[Records from a collection]
- - - -

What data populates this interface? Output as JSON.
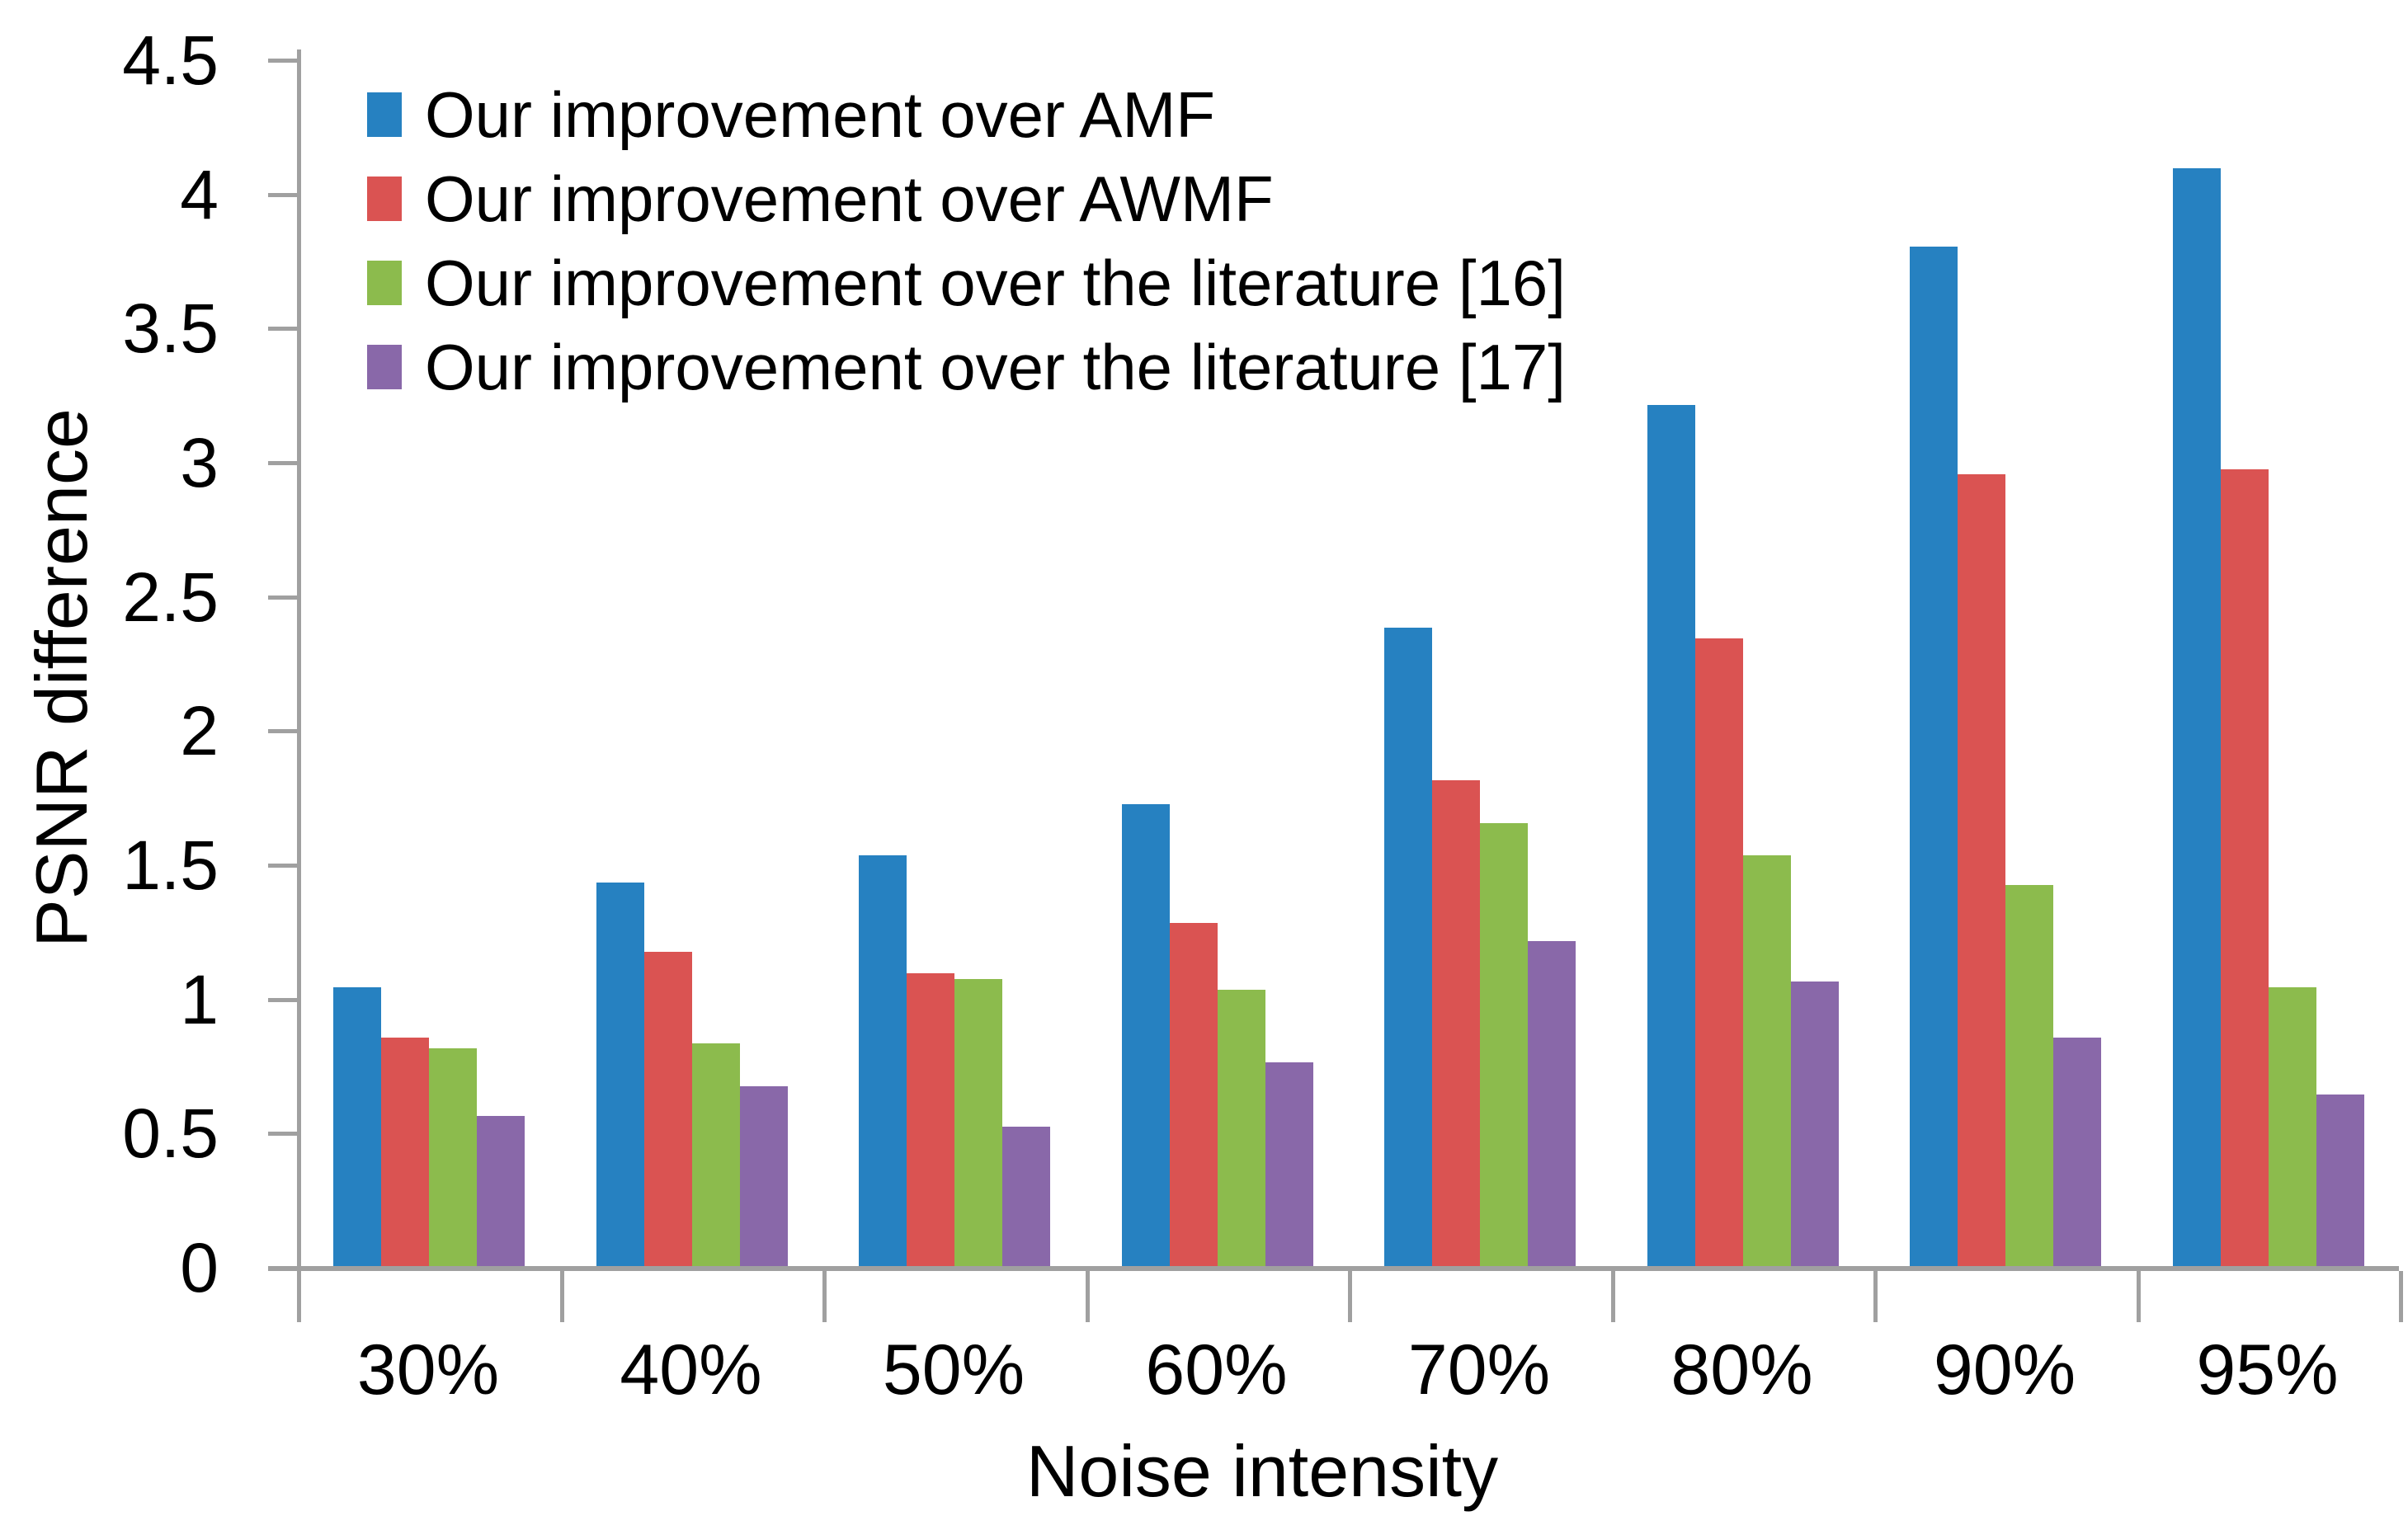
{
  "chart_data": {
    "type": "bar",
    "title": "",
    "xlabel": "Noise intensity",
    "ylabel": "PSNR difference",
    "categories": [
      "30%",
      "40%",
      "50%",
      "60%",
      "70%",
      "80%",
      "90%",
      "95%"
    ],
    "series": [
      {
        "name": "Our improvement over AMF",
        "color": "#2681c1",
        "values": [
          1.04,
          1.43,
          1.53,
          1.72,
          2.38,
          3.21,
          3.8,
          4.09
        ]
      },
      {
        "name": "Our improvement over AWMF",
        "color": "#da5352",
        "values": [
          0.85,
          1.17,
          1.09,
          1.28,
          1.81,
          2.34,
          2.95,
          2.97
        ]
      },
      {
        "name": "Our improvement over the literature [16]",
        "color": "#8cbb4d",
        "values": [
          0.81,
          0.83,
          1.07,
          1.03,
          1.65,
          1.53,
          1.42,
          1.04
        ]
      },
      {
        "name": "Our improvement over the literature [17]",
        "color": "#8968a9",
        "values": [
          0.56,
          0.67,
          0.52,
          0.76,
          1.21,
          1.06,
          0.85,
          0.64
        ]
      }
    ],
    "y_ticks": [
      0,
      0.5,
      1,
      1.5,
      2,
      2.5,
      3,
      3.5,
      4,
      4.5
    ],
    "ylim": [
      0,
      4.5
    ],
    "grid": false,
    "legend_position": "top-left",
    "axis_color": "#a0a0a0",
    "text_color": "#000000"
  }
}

- - - -

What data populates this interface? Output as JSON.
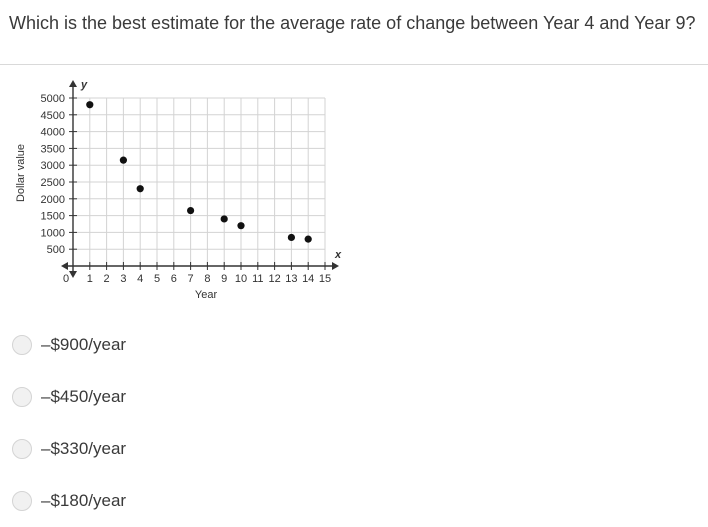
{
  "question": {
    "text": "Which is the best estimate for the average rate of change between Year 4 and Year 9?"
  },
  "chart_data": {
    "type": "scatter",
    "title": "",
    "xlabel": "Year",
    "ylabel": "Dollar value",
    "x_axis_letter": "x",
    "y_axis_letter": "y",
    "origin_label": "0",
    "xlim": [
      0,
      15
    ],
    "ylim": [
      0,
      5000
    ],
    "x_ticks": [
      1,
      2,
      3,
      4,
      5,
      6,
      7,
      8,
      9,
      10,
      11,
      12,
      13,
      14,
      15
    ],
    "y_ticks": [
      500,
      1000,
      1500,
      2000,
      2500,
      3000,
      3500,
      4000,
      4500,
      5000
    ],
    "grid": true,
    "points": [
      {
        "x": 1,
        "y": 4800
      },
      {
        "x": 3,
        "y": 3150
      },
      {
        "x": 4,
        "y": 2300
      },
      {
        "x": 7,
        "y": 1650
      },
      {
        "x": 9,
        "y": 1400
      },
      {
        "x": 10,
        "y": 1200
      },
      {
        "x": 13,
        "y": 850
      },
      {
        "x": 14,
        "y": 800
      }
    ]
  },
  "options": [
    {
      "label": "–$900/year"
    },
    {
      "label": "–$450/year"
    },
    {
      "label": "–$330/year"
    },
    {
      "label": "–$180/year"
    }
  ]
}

- - - -

● **Set exercise**: Using the material above, copy every line in which the string "name" occurs.

● **Output**:
        "name": "Our improvement over AMF",
        "name": "Our improvement over AWMF",
        "name": "Our improvement over the literature [16]",
        "name": "Our improvement over the literature [17]",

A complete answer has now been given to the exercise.